**INFORMATION SUPPLIED**.
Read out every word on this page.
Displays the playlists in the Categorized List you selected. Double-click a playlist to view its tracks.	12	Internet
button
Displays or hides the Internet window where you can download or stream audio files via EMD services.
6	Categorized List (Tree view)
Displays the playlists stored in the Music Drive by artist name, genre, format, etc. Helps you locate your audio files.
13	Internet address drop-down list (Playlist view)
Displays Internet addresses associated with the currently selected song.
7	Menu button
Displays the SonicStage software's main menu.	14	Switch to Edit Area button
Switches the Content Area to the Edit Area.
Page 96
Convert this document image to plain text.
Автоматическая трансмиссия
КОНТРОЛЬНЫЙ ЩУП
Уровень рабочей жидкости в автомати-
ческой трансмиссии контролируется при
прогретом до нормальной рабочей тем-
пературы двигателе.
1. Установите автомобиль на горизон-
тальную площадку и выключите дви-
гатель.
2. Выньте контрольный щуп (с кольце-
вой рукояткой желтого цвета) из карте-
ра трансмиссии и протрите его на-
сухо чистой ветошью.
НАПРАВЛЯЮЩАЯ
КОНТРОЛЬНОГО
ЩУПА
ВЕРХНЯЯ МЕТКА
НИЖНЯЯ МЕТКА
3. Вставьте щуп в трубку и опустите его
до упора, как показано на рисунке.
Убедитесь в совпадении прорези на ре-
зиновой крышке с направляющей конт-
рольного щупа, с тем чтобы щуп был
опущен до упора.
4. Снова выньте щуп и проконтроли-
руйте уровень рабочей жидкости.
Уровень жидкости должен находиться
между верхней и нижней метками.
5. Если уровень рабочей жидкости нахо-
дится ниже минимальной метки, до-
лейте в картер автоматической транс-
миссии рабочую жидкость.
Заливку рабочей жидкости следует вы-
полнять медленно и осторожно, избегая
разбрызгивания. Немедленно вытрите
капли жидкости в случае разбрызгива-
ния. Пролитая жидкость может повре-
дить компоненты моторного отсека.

**STATED EXERCISE**. Select all lines with the word "рабочей" from the entries above.

**RESULT BELOW**.
Уровень рабочей жидкости в автомати-
прогретом до нормальной рабочей тем-
руйте уровень рабочей жидкости.
5. Если уровень рабочей жидкости нахо-
Заливку рабочей жидкости следует вы-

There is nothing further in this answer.